## What you are asked to do
Write the count of lines that contain the word "from" and nothing else.

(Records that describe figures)
==========

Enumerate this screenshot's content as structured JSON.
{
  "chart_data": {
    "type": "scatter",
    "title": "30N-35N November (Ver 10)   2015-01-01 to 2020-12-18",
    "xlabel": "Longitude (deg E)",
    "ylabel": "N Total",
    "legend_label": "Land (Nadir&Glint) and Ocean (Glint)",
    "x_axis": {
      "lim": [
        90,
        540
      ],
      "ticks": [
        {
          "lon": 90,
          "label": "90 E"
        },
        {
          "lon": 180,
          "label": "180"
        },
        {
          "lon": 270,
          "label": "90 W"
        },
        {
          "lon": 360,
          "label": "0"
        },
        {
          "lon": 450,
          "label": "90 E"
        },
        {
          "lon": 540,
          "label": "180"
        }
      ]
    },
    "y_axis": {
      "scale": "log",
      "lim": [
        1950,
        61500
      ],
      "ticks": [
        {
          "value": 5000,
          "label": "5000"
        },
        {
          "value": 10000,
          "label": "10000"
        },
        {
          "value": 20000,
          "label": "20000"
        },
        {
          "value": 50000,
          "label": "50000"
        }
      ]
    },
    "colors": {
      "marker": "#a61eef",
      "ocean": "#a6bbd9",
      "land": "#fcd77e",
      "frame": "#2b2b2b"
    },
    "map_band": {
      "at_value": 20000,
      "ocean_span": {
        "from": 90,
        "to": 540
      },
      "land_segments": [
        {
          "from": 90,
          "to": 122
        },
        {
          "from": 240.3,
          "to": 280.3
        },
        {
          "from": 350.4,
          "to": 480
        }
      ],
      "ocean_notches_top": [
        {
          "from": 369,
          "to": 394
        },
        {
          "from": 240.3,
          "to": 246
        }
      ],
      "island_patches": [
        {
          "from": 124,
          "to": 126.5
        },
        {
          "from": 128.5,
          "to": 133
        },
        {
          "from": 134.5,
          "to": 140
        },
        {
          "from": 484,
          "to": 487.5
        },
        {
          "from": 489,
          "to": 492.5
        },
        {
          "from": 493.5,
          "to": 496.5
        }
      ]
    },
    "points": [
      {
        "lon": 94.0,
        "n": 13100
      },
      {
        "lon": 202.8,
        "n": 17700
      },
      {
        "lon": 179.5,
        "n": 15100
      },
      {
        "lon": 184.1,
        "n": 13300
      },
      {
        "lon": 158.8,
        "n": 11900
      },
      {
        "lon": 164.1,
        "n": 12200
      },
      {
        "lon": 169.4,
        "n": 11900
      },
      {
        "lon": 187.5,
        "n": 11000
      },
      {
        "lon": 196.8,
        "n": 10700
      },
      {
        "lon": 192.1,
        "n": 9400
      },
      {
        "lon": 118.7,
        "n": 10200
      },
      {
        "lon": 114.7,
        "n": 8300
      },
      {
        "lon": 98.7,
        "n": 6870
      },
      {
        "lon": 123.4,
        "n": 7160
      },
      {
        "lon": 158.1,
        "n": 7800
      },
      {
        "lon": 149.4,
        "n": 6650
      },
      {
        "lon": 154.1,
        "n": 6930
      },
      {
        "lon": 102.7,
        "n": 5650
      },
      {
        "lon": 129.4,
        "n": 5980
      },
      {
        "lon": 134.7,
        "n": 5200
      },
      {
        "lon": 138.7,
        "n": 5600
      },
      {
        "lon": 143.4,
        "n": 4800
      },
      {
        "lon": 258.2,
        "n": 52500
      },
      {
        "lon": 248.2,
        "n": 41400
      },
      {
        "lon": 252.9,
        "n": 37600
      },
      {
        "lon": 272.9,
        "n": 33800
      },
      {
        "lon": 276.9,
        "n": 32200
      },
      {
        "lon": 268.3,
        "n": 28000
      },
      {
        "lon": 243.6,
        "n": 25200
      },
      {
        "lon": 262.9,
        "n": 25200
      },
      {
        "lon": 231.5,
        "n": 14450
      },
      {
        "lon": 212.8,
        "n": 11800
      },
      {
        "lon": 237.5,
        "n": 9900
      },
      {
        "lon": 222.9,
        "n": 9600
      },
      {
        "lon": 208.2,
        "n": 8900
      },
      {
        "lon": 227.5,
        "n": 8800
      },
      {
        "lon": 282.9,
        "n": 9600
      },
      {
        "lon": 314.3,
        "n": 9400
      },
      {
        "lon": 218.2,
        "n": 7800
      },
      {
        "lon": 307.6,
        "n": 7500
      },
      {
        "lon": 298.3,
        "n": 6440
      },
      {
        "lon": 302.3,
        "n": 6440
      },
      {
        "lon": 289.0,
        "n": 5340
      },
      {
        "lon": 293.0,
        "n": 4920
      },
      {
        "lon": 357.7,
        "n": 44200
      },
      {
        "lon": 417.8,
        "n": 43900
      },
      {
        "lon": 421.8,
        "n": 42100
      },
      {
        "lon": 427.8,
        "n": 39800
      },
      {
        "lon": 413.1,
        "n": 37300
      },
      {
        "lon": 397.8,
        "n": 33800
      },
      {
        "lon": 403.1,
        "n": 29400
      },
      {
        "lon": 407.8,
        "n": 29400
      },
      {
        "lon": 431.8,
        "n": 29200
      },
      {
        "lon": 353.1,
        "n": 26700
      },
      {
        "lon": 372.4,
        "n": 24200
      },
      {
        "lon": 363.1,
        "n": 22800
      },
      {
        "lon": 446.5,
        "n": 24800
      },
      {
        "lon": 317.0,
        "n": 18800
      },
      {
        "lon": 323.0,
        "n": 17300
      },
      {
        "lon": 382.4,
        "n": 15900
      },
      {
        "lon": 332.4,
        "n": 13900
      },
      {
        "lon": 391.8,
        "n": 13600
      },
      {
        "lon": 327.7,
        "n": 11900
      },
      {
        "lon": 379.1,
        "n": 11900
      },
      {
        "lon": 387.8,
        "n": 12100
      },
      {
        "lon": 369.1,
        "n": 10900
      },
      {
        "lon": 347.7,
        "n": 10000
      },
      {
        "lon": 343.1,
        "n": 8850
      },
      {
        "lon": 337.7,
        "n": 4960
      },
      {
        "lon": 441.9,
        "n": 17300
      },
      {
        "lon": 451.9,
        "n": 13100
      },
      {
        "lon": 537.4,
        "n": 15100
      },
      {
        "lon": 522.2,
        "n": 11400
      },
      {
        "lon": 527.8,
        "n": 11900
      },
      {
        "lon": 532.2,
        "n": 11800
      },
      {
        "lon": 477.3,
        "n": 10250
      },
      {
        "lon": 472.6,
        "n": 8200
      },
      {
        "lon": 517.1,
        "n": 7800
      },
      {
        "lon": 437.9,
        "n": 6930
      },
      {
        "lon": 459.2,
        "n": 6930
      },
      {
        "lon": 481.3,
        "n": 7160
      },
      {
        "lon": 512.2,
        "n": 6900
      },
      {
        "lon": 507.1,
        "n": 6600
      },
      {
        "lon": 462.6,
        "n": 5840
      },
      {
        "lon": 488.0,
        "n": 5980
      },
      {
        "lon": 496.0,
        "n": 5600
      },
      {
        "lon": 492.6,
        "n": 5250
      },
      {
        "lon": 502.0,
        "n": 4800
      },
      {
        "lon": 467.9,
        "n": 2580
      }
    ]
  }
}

==========

## Task result
12